Prompt: Reproduce the lines below verbatim, beginning at the line that contains "volume-bar: [261, 762, 265, 792]" and stopping after the line that contains "y-axis-percent-label: -63.08%: [563, 629, 632, 647]".

The data:
_ _ _ _
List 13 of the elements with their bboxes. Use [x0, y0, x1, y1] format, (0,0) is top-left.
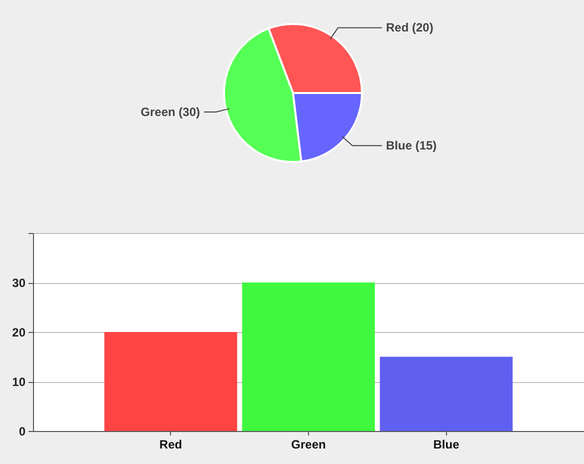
bar	[104, 332, 238, 431]
slice-label: Blue (15)	[386, 138, 437, 153]
y-tick-label: 10	[12, 375, 26, 389]
x-tick-label: Red	[159, 438, 182, 452]
x-tick-label: Blue	[433, 438, 460, 452]
y-tick-label: 20	[12, 326, 26, 340]
bar	[380, 356, 513, 431]
slice-label: Red (20)	[386, 20, 434, 35]
y-tick-label: 0	[18, 424, 26, 438]
bar	[242, 282, 375, 431]
y-tick-label: 30	[12, 276, 26, 290]
slice-label: Green (30)	[140, 104, 200, 119]
x-tick-label: Green	[291, 438, 326, 452]
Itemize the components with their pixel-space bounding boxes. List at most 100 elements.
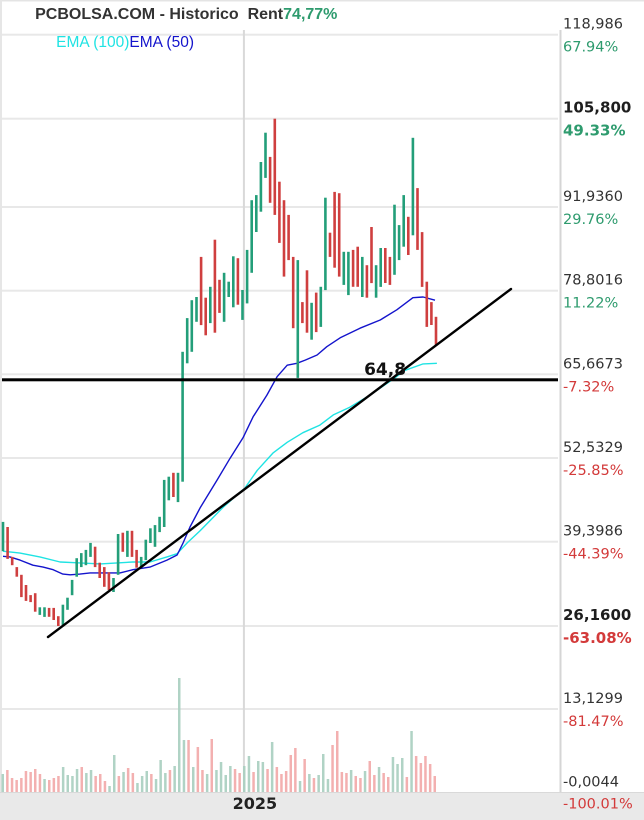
volume-bar: [261, 762, 265, 792]
price-bar-up: [250, 200, 253, 273]
volume-bar: [113, 755, 116, 792]
price-bar-down: [93, 546, 97, 568]
price-bar-down: [52, 607, 55, 620]
volume-bar: [15, 780, 18, 792]
price-bar-up: [190, 300, 194, 352]
volume-bar: [201, 770, 204, 792]
price-bar-down: [384, 248, 387, 283]
volume-bar: [433, 776, 436, 792]
price-bar-up: [296, 260, 300, 378]
volume-bar: [382, 773, 385, 792]
volume-bar: [126, 768, 130, 792]
volume-bar: [373, 775, 376, 792]
price-bar-down: [10, 556, 14, 566]
x-axis-line: [0, 792, 644, 793]
y-axis-percent-label: -63.08%: [563, 629, 632, 647]
price-bar-up: [153, 525, 157, 547]
price-bar-down: [33, 593, 37, 612]
y-axis-price-label: 65,6673: [563, 356, 623, 372]
price-bar-down: [199, 256, 203, 326]
price-bar-down: [213, 239, 217, 333]
legend-ema-100[interactable]: EMA (100): [56, 34, 129, 51]
volume-bar: [396, 764, 399, 792]
volume-bar: [136, 783, 139, 792]
price-bar-down: [425, 281, 429, 327]
price-bar-up: [195, 297, 198, 322]
drawn-lines: [2, 287, 558, 639]
h-gridline: [2, 289, 558, 292]
volume-bar: [205, 774, 209, 792]
volume-bar: [182, 740, 186, 792]
price-bar-up: [241, 290, 244, 320]
price-bar-down: [328, 232, 332, 257]
price-bar-down: [333, 191, 336, 268]
v-gridline: [242, 30, 245, 792]
volume-bar: [122, 772, 125, 792]
legend: EMA (100)EMA (50): [26, 34, 216, 51]
volume-bar: [391, 757, 395, 792]
price-bar-down: [236, 258, 240, 305]
price-bar-down: [218, 279, 221, 313]
volume-bar: [326, 779, 330, 792]
h-gridline: [2, 625, 558, 627]
volume-bar: [61, 767, 65, 792]
volume-bar: [428, 764, 432, 792]
volume-bar: [1, 774, 4, 792]
price-bar-up: [319, 286, 323, 327]
volume-bar: [280, 774, 283, 792]
price-bar-up: [66, 597, 69, 610]
volume-bar: [345, 773, 348, 792]
volume-bar: [289, 755, 292, 792]
y-axis-price-label: 39,3986: [563, 524, 623, 540]
volume-bar: [219, 762, 223, 792]
volume-bar: [401, 758, 404, 792]
volume-bar: [48, 780, 51, 792]
volume-bar: [354, 776, 357, 792]
top-border: [0, 0, 644, 2]
y-axis-percent-label: 11.22%: [563, 296, 618, 312]
volume-bar: [387, 777, 390, 792]
price-bar-up: [61, 604, 65, 626]
volume-bar: [238, 773, 241, 792]
volume-bar: [145, 771, 148, 792]
volume-bar: [252, 772, 255, 792]
volume-bar: [340, 772, 344, 792]
price-bar-up: [80, 553, 83, 568]
price-bar-down: [365, 265, 369, 298]
y-axis-price-label: 52,5329: [563, 440, 623, 456]
volume-bar: [322, 754, 325, 792]
volume-bar: [368, 761, 371, 792]
price-bar-down: [287, 214, 290, 261]
price-bar-up: [342, 251, 346, 285]
y-axis-price-label: 91,9360: [563, 189, 623, 205]
trend-line[interactable]: [46, 287, 513, 639]
price-bar-up: [176, 472, 180, 503]
price-bar-up: [232, 256, 235, 308]
volume-bar: [303, 759, 306, 792]
volume-bar: [178, 678, 181, 792]
plot-area[interactable]: [2, 30, 558, 792]
price-bar-up: [397, 225, 401, 261]
volume-bar: [331, 745, 334, 792]
volume-bar: [336, 731, 339, 792]
price-bar-up: [255, 195, 258, 232]
volume-bar: [363, 771, 367, 792]
price-bar-up: [144, 539, 148, 561]
support-line[interactable]: [2, 378, 558, 382]
price-bar-down: [29, 595, 32, 603]
y-axis-percent-label: -81.47%: [563, 714, 624, 730]
volume-bar: [187, 740, 190, 792]
price-bar-down: [305, 270, 309, 333]
price-bar-up: [149, 528, 152, 543]
price-bar-down: [291, 256, 295, 329]
price-bar-down: [24, 585, 28, 601]
y-axis-percent-label: -7.32%: [563, 379, 614, 395]
price-bar-down: [57, 616, 60, 626]
volume-bar: [377, 767, 381, 792]
price-bar-up: [347, 251, 350, 296]
legend-ema-50[interactable]: EMA (50): [129, 34, 194, 51]
price-bar-down: [121, 532, 125, 552]
y-axis-price-label: 78,8016: [563, 273, 623, 289]
volume-bar: [117, 776, 121, 792]
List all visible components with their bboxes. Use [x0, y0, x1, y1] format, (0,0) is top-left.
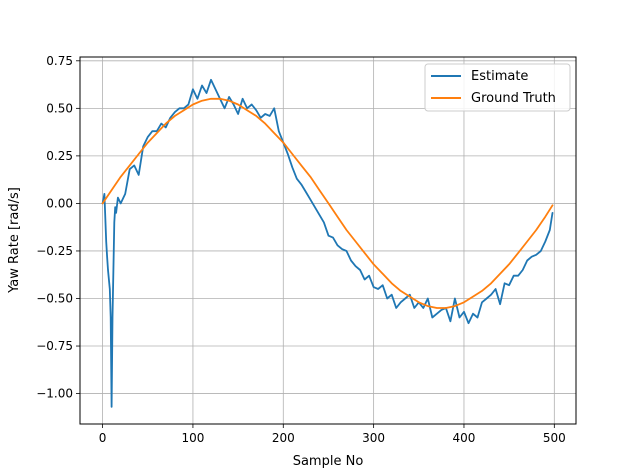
legend-ground-truth-label: Ground Truth: [471, 91, 556, 106]
series-line-ground-truth: [101, 97, 554, 309]
x-tick-label: 200: [272, 431, 295, 445]
y-tick-label: −1.00: [36, 387, 73, 401]
y-axis-label: Yaw Rate [rad/s]: [7, 187, 22, 294]
legend-box: [424, 63, 571, 112]
series-layer: [101, 78, 554, 408]
x-tick-label: 400: [453, 431, 476, 445]
y-tick-label: 0.50: [46, 101, 73, 115]
y-tick-label: −0.75: [36, 339, 73, 353]
y-axis: −1.00 −0.75 −0.50 −0.25 0.00 0.25 0.50 0.75: [36, 54, 80, 401]
x-tick-label: 0: [99, 431, 107, 445]
x-axis: 0 100 200 300 400 500: [99, 424, 566, 445]
y-tick-label: 0.25: [46, 149, 73, 163]
plot-frame: [79, 56, 577, 425]
y-tick-label: 0.75: [46, 54, 73, 68]
x-axis-label: Sample No: [293, 454, 364, 469]
y-tick-label: −0.25: [36, 244, 73, 258]
x-tick-label: 500: [543, 431, 566, 445]
x-tick-label: 300: [362, 431, 385, 445]
legend-estimate-label: Estimate: [471, 69, 528, 84]
series-line-estimate: [101, 78, 554, 408]
y-tick-label: 0.00: [46, 196, 73, 210]
legend: Estimate Ground Truth: [424, 63, 571, 112]
y-tick-label: −0.50: [36, 291, 73, 305]
x-tick-label: 100: [181, 431, 204, 445]
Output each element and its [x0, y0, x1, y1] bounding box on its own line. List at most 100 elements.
_ _ _ _
Solution to this exercise:
volume-bar: [261, 762, 265, 792]
price-bar-up: [250, 200, 253, 273]
volume-bar: [113, 755, 116, 792]
price-bar-down: [93, 546, 97, 568]
price-bar-down: [52, 607, 55, 620]
volume-bar: [15, 780, 18, 792]
price-bar-up: [190, 300, 194, 352]
volume-bar: [201, 770, 204, 792]
price-bar-down: [384, 248, 387, 283]
volume-bar: [433, 776, 436, 792]
price-bar-up: [296, 260, 300, 378]
volume-bar: [382, 773, 385, 792]
volume-bar: [126, 768, 130, 792]
volume-bar: [373, 775, 376, 792]
price-bar-down: [10, 556, 14, 566]
x-axis-line: [0, 792, 644, 793]
y-axis-percent-label: -63.08%: [563, 629, 632, 647]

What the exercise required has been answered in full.